Show every line where "summary" occurs.

### Records for the exercise
|---|
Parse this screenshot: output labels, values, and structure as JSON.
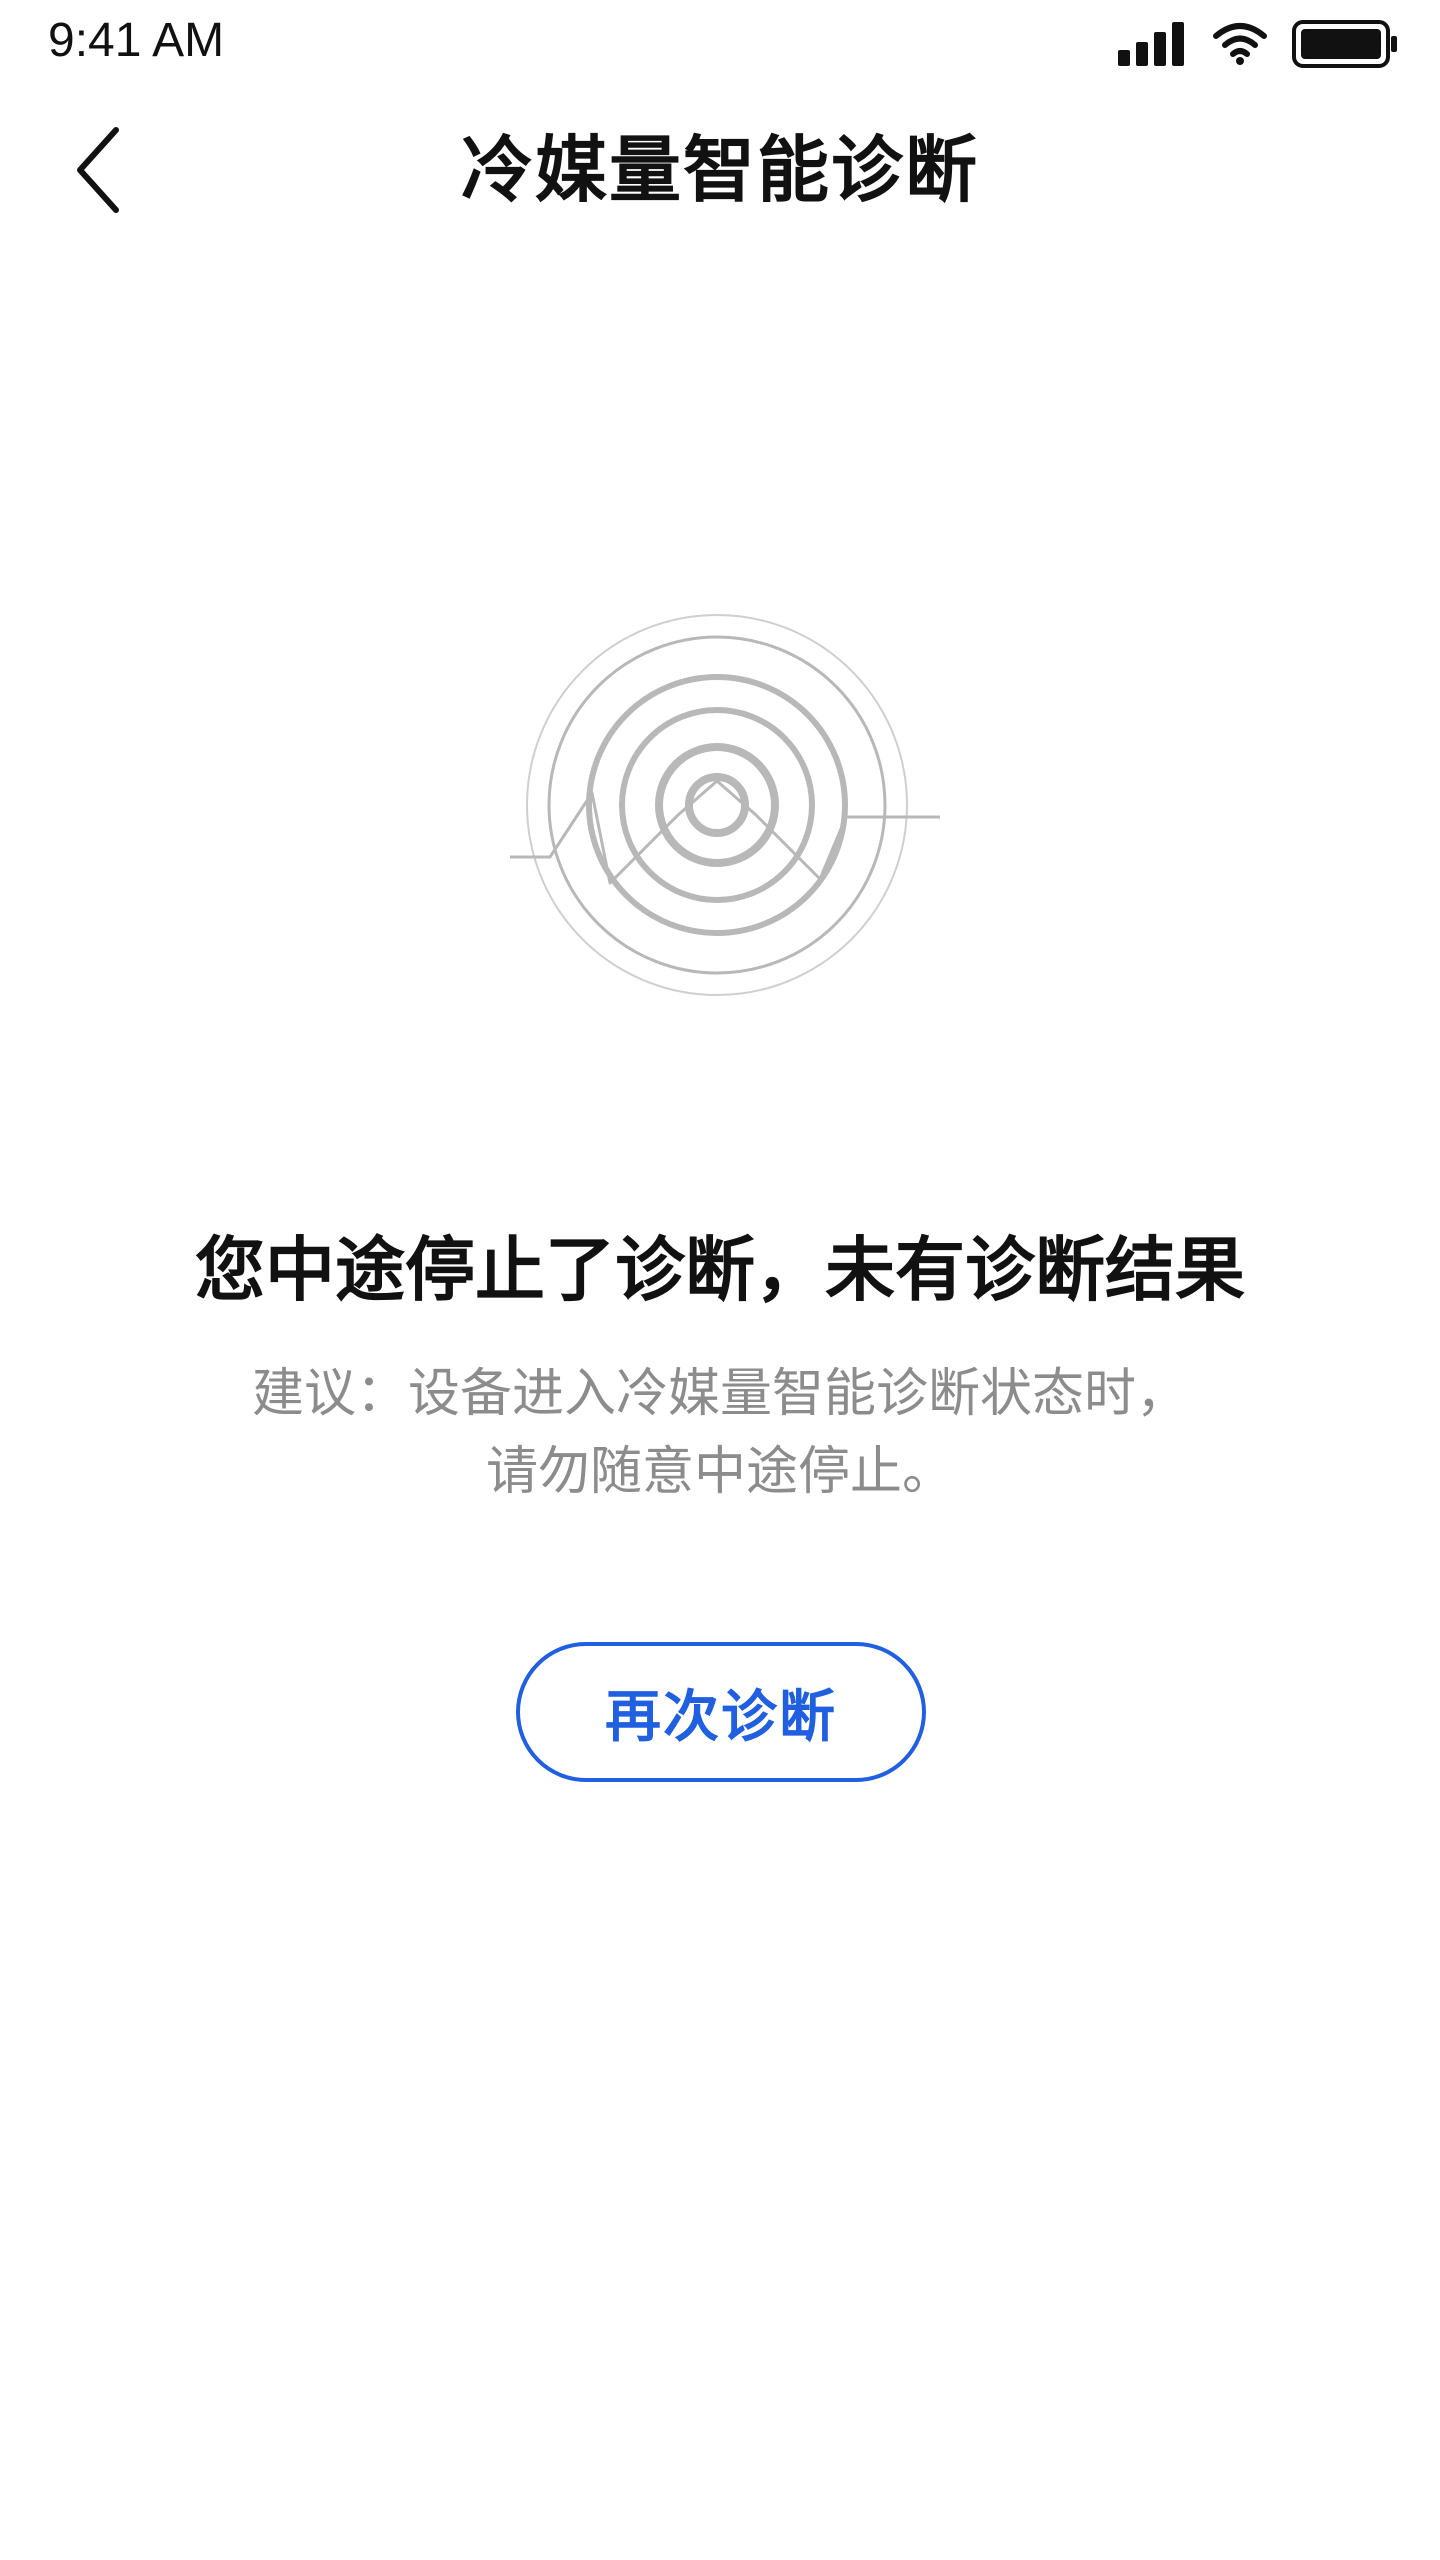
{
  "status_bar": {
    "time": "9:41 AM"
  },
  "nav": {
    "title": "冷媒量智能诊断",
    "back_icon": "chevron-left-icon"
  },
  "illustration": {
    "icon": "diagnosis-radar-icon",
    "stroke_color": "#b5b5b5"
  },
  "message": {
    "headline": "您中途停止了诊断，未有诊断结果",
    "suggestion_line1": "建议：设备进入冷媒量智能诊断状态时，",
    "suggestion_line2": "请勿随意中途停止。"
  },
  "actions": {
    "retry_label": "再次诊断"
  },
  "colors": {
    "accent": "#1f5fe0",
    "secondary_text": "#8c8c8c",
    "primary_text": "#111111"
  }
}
|---|
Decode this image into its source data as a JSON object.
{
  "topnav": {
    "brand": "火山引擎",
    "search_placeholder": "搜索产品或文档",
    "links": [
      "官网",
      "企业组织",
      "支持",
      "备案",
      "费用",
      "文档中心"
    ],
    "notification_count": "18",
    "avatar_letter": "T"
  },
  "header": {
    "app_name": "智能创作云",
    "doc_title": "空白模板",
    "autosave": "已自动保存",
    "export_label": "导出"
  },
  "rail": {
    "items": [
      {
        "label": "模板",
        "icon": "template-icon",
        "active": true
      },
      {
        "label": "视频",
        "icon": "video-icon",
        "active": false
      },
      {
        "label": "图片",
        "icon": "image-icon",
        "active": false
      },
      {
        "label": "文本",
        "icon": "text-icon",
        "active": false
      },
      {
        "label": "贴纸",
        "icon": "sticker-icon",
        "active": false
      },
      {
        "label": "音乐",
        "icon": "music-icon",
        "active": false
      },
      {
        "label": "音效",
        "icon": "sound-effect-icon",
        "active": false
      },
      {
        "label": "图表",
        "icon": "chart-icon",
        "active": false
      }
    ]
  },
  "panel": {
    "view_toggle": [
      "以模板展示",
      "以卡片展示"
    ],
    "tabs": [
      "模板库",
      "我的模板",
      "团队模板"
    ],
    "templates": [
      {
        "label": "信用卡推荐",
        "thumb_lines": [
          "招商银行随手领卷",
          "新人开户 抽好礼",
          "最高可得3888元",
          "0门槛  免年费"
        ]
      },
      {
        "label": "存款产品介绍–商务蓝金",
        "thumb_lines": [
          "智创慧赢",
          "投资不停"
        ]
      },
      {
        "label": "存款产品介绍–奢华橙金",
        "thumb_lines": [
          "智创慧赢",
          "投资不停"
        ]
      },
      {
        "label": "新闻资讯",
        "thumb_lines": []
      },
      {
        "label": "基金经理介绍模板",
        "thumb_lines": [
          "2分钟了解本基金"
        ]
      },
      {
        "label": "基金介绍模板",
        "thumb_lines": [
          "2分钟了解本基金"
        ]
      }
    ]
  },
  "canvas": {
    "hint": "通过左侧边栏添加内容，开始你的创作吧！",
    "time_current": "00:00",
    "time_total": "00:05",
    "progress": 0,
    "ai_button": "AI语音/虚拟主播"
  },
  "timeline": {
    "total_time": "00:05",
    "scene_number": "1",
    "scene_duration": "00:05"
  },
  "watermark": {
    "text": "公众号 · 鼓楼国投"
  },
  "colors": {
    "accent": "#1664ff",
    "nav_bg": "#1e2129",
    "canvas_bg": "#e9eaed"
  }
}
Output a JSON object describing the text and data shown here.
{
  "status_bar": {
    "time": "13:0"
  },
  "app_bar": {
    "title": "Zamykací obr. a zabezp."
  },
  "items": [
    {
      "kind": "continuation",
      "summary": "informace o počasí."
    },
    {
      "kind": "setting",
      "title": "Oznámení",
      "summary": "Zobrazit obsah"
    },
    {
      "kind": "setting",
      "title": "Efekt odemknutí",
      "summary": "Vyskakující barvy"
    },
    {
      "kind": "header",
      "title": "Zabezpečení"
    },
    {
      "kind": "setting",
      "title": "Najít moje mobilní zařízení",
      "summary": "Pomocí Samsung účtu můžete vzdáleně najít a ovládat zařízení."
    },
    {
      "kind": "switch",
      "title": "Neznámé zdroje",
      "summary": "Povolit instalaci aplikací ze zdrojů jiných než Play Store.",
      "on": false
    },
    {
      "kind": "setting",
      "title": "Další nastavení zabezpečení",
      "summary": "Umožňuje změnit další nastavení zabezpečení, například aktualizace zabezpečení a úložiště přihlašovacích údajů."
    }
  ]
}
|---|
### Answer for this exercise
      "summary": "informace o počasí."
      "summary": "Zobrazit obsah"
      "summary": "Vyskakující barvy"
      "summary": "Pomocí Samsung účtu můžete vzdáleně najít a ovládat zařízení."
      "summary": "Povolit instalaci aplikací ze zdrojů jiných než Play Store.",
      "summary": "Umožňuje změnit další nastavení zabezpečení, například aktualizace zabezpečení a úložiště přihlašovacích údajů."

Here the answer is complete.